(Stored entries)
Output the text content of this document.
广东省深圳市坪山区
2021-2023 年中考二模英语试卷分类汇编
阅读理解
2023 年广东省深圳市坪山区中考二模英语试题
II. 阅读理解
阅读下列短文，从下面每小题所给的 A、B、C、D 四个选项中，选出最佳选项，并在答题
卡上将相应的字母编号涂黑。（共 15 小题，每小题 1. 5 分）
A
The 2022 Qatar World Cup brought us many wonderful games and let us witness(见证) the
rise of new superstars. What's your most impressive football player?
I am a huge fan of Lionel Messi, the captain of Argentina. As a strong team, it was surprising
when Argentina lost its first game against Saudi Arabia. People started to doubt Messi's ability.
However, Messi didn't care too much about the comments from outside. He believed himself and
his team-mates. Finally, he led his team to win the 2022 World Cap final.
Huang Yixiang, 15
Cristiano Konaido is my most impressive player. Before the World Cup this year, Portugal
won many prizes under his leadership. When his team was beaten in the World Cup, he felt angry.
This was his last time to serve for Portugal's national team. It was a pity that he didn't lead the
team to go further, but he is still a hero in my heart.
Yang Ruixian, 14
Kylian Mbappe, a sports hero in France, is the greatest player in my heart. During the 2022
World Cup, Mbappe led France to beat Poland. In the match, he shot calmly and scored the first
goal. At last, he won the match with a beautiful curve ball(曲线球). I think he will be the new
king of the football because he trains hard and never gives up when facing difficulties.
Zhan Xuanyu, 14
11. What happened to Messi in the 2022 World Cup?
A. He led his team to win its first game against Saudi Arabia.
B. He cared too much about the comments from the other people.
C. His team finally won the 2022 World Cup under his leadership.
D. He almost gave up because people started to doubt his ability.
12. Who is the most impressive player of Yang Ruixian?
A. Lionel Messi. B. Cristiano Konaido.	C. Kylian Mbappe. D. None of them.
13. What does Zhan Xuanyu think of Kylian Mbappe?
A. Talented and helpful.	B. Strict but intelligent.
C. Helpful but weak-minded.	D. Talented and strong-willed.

...

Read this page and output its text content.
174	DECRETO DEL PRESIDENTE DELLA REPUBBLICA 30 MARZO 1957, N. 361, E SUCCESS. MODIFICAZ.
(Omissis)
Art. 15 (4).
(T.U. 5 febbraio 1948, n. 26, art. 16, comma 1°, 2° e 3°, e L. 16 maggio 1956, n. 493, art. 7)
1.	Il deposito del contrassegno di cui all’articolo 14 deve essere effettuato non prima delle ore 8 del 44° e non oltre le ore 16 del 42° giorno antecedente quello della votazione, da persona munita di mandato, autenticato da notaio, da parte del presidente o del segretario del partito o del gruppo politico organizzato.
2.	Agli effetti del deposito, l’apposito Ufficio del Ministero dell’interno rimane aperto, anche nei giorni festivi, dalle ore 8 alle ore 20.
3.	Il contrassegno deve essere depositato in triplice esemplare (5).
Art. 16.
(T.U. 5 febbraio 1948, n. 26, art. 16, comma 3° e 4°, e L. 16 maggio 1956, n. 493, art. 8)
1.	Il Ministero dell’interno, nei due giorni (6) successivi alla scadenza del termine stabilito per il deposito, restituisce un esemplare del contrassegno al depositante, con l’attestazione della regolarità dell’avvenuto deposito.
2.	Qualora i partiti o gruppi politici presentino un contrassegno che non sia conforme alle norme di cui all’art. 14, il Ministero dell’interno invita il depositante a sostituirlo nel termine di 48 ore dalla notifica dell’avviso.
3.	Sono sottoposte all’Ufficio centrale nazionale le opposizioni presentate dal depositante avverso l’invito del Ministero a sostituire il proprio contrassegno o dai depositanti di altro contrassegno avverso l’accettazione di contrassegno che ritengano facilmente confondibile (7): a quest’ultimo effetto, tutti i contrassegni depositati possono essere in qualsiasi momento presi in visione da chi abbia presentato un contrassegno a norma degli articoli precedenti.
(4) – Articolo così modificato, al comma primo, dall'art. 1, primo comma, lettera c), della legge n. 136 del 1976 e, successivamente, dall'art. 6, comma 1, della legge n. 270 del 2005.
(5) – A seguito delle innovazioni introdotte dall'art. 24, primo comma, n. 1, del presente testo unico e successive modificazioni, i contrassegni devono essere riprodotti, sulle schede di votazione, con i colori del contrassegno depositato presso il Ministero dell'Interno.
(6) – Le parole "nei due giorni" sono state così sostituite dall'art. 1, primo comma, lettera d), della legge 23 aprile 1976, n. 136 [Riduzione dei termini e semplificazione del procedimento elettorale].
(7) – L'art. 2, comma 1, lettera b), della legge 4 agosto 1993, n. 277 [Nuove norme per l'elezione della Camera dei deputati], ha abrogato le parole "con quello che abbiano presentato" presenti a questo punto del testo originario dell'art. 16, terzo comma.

**The exercise**
Gather all lines from the listing above in which "comments" occurs.

**Response to this exercise**
However, Messi didn't care too much about the comments from outside. He believed himself and
B. He cared too much about the comments from the other people.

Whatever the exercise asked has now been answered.